WHAT IS ASKED:
Report how many lines hold the word "category"; give nothing but the number.

Entries with figure data
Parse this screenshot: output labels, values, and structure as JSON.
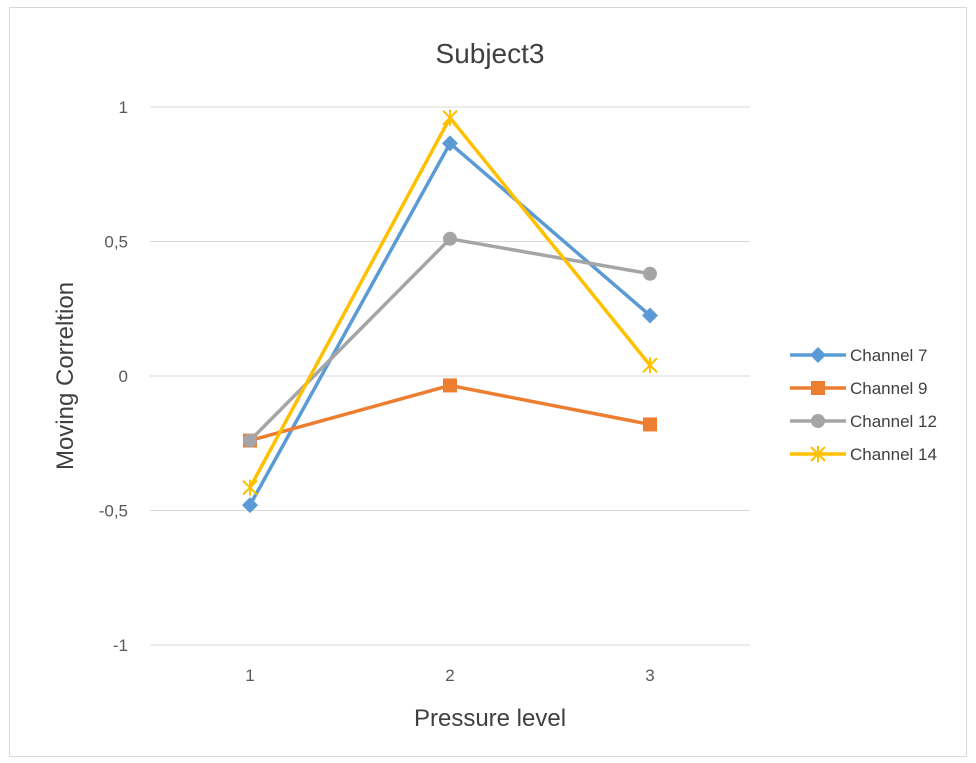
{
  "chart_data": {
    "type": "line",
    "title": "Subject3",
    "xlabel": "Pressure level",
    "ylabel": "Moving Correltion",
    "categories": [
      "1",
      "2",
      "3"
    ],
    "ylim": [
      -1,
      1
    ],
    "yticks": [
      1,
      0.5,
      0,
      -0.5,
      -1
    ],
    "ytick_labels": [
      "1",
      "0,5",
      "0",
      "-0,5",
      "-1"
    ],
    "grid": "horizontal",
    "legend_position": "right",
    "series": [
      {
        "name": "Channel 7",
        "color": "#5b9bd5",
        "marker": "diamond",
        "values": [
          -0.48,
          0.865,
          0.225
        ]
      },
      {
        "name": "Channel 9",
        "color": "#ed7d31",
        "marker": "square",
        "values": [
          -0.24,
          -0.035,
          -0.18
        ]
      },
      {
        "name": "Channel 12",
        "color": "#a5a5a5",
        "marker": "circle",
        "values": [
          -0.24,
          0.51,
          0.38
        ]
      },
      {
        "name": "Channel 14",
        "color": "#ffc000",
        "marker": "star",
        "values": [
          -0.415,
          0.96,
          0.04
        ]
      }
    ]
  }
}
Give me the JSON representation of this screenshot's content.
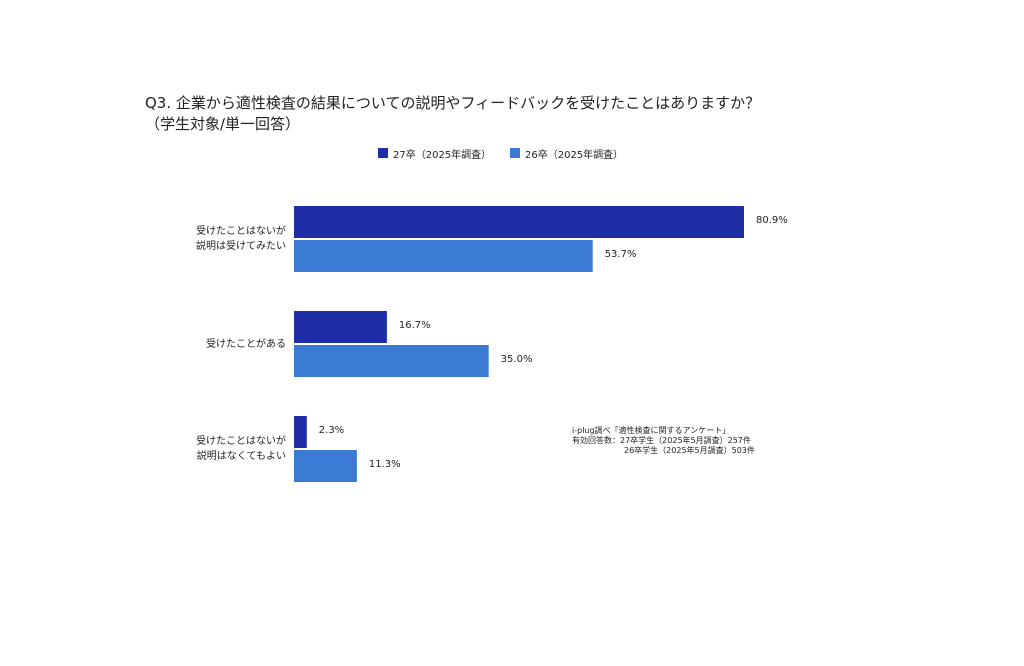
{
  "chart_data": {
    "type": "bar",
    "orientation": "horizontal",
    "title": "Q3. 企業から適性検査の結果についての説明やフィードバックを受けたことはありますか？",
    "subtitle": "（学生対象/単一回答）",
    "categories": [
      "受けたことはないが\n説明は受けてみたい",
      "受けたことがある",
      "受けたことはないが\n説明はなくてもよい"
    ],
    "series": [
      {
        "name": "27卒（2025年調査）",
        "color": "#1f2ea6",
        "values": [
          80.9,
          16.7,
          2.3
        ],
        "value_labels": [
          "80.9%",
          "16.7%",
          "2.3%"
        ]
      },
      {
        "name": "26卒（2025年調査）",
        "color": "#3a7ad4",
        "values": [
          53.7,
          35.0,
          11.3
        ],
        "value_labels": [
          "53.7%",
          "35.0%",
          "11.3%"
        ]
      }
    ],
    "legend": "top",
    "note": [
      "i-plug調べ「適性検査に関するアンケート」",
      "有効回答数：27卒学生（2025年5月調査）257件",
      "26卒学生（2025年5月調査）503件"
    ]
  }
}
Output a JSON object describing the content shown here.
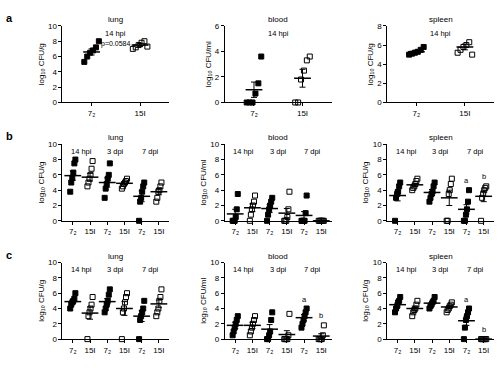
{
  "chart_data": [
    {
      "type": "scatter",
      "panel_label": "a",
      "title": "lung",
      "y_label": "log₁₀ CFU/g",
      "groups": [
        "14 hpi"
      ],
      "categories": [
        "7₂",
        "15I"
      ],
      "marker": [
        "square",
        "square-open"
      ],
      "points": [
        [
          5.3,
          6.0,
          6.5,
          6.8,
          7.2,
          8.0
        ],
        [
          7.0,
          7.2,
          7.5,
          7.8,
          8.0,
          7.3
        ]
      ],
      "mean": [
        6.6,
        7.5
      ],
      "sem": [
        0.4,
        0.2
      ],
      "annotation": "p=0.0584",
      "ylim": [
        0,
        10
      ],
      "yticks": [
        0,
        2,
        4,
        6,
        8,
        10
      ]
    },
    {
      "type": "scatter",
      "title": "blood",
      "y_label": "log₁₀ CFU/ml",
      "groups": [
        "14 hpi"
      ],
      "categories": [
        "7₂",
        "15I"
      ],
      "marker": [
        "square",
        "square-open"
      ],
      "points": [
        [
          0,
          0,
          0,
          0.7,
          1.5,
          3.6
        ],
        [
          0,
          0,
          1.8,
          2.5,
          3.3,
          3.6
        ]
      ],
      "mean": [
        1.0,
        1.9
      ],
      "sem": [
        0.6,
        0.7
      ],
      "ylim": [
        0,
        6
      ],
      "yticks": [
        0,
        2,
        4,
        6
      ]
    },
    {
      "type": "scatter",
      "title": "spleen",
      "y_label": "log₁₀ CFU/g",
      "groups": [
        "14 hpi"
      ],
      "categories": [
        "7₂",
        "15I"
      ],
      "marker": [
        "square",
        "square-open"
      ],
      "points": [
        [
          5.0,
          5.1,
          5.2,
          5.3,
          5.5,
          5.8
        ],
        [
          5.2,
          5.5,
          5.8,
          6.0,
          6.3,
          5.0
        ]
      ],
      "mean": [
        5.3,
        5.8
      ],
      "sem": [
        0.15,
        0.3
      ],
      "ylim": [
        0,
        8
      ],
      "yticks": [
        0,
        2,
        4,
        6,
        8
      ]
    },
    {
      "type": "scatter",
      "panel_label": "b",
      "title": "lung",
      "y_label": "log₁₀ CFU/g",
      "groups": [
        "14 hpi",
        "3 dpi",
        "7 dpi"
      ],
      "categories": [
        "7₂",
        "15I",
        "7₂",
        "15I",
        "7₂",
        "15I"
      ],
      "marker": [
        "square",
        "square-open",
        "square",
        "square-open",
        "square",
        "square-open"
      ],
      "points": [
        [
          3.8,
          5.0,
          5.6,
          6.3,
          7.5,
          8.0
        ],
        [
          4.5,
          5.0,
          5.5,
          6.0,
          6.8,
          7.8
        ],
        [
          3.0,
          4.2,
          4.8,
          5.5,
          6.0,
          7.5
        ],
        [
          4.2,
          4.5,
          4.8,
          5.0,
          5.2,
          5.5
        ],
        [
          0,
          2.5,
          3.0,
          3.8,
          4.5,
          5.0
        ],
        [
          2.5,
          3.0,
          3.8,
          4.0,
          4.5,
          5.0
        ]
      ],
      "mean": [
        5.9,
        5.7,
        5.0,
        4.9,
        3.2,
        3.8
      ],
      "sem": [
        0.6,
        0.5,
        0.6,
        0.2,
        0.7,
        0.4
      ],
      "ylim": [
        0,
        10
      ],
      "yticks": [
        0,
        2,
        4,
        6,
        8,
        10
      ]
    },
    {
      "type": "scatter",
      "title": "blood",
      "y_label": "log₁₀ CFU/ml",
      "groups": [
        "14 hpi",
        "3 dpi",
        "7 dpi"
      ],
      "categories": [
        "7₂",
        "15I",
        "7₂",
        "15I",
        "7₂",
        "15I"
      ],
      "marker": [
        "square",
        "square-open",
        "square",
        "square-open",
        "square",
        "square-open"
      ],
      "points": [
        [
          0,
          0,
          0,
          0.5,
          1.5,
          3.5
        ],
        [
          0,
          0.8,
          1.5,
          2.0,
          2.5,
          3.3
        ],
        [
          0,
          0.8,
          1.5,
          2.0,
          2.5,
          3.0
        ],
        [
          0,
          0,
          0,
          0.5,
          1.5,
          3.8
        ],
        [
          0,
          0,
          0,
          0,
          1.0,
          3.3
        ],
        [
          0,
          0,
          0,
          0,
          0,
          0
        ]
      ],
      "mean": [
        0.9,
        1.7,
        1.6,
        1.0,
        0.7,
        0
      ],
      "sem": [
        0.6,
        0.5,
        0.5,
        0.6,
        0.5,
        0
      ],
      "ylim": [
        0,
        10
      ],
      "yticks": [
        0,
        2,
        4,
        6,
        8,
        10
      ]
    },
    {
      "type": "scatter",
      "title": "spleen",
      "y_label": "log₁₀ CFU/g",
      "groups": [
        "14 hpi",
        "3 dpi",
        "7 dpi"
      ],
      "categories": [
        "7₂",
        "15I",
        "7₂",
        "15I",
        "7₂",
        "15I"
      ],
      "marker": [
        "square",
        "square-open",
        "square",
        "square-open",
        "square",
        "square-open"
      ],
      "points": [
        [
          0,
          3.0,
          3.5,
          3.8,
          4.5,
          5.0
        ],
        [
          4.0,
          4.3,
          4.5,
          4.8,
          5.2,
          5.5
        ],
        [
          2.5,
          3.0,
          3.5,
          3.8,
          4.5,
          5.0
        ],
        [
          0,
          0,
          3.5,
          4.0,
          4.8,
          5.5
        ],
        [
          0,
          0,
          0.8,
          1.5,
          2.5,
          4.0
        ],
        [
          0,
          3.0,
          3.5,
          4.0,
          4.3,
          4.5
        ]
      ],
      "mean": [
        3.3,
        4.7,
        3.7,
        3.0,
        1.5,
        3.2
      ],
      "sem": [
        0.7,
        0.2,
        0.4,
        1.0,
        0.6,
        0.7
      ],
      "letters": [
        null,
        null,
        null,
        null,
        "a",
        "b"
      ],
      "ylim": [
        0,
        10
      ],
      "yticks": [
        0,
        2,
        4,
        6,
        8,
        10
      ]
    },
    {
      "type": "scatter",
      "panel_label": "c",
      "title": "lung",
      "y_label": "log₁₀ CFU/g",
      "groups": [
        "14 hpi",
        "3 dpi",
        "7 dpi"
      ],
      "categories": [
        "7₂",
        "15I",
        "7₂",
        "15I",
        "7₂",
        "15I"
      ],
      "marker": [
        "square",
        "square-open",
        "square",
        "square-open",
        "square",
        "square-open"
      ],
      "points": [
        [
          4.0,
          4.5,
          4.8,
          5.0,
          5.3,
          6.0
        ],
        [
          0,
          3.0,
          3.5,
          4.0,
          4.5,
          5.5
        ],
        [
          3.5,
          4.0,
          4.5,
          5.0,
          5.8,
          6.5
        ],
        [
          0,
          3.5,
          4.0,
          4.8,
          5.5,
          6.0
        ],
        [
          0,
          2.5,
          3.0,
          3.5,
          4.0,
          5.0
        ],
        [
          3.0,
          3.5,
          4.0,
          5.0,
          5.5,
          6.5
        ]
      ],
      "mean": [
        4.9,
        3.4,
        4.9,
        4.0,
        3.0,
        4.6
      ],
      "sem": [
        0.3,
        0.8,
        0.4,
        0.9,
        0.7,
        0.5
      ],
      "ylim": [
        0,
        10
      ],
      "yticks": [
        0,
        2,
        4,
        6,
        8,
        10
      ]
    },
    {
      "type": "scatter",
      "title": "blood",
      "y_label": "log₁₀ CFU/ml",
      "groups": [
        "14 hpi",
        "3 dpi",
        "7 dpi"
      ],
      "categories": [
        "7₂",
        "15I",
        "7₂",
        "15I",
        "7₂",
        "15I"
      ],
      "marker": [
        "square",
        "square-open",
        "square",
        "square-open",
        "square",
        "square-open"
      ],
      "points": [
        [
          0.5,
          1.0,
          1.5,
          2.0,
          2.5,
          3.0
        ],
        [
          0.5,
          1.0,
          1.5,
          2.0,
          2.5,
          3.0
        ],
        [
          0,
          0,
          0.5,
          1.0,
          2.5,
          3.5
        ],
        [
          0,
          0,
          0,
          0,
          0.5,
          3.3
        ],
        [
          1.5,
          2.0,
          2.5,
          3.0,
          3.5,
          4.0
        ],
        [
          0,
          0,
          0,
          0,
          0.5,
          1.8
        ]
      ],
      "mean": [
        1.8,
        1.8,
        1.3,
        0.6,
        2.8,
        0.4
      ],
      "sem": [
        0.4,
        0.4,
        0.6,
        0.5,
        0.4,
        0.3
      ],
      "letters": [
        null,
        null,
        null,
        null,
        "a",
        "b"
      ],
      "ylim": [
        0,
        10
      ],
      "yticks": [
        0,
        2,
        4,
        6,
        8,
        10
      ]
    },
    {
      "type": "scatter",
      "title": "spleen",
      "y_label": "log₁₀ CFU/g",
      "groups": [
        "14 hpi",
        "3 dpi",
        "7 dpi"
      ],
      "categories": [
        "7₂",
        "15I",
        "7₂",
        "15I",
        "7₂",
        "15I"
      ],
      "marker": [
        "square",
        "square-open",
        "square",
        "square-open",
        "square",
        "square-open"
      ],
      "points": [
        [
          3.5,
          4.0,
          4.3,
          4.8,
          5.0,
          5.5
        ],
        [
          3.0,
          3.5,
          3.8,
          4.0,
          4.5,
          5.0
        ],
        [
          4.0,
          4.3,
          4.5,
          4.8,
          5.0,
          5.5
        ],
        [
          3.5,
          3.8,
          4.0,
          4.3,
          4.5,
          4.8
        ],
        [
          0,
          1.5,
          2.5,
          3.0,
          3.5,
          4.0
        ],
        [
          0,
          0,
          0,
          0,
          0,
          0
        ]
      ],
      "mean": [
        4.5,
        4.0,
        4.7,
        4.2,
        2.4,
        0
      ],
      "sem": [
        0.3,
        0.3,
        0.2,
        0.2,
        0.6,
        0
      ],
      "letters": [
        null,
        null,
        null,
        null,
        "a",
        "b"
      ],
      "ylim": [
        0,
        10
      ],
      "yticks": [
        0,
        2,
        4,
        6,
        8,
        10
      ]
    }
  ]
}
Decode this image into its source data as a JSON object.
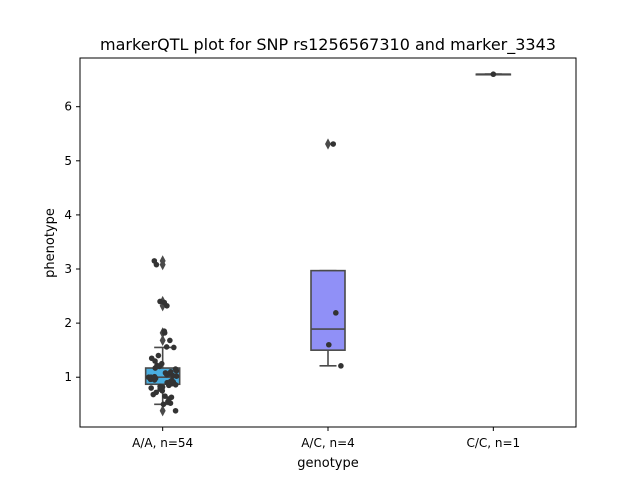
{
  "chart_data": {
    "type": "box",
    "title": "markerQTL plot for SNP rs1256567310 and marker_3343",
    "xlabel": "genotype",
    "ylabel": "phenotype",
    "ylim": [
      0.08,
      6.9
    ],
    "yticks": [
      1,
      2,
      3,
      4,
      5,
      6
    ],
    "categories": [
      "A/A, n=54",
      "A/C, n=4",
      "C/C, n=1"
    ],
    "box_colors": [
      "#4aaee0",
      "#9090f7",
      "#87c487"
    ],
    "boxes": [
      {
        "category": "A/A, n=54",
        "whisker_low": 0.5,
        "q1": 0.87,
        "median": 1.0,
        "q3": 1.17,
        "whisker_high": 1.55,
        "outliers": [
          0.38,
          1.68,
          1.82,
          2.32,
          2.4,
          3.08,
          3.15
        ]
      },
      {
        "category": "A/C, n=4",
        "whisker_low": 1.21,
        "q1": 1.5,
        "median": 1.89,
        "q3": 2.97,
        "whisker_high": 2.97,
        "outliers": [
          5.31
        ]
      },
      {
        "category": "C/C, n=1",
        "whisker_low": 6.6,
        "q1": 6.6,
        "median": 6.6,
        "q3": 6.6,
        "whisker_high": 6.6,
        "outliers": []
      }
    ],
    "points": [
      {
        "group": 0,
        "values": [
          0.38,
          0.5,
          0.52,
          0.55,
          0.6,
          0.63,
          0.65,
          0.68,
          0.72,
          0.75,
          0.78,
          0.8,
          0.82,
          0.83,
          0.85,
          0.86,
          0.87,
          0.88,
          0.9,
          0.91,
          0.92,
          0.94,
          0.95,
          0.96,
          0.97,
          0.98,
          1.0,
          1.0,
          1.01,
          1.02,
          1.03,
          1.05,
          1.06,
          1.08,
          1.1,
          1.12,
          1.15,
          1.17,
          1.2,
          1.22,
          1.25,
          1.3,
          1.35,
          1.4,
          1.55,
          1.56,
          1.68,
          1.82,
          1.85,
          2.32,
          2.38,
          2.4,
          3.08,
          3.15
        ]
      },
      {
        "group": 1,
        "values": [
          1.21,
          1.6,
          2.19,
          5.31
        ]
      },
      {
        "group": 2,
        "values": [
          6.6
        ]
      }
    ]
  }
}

RESPONSE TO THIS TASK:
3